Start of Task input

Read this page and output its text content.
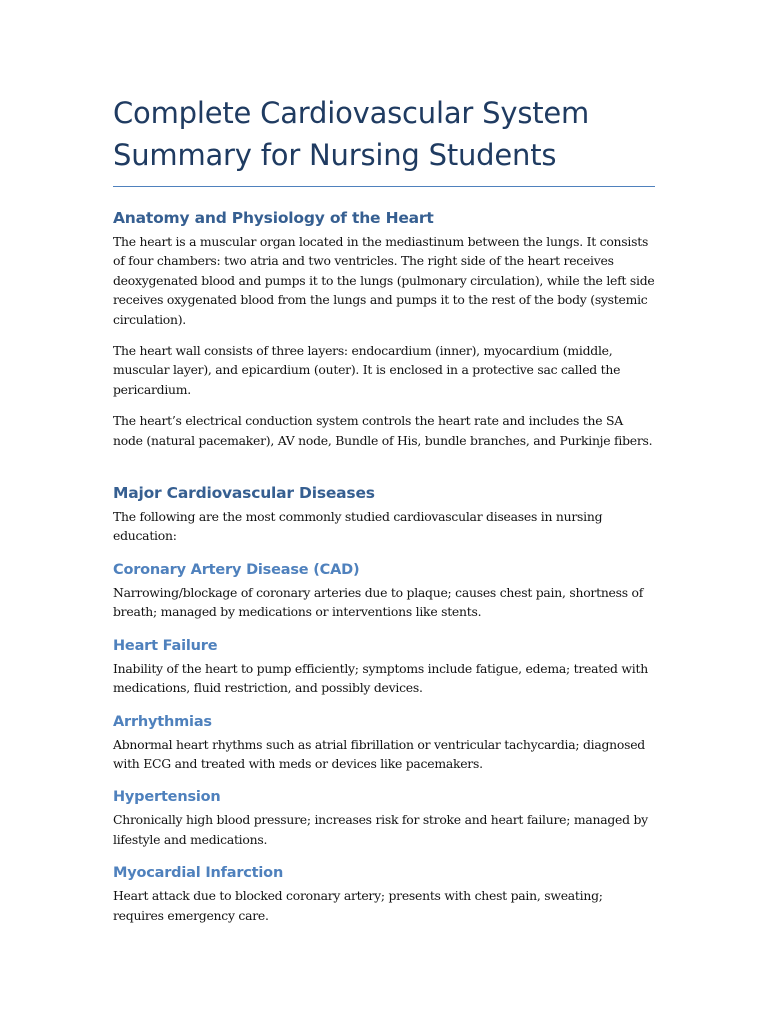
Complete Cardiovascular System Summary for Nursing Students
Anatomy and Physiology of the Heart

The heart is a muscular organ located in the mediastinum between the lungs. It consists of four chambers: two atria and two ventricles. The right side of the heart receives deoxygenated blood and pumps it to the lungs (pulmonary circulation), while the left side receives oxygenated blood from the lungs and pumps it to the rest of the body (systemic circulation).

The heart wall consists of three layers: endocardium (inner), myocardium (middle, muscular layer), and epicardium (outer). It is enclosed in a protective sac called the pericardium.

The heart’s electrical conduction system controls the heart rate and includes the SA node (natural pacemaker), AV node, Bundle of His, bundle branches, and Purkinje fibers.

Major Cardiovascular Diseases

The following are the most commonly studied cardiovascular diseases in nursing education:

Coronary Artery Disease (CAD)

Narrowing/blockage of coronary arteries due to plaque; causes chest pain, shortness of breath; managed by medications or interventions like stents.

Heart Failure

Inability of the heart to pump efficiently; symptoms include fatigue, edema; treated with medications, fluid restriction, and possibly devices.

Arrhythmias

Abnormal heart rhythms such as atrial fibrillation or ventricular tachycardia; diagnosed with ECG and treated with meds or devices like pacemakers.

Hypertension

Chronically high blood pressure; increases risk for stroke and heart failure; managed by lifestyle and medications.

Myocardial Infarction

Heart attack due to blocked coronary artery; presents with chest pain, sweating; requires emergency care.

End of Task input

Aim:
Pick out each line containing the string "medications" and copy it.

Task solution:
Narrowing/blockage of coronary arteries due to plaque; causes chest pain, shortness of breath; managed by medications or interventions like stents.
Inability of the heart to pump efficiently; symptoms include fatigue, edema; treated with medications, fluid restriction, and possibly devices.
Chronically high blood pressure; increases risk for stroke and heart failure; managed by lifestyle and medications.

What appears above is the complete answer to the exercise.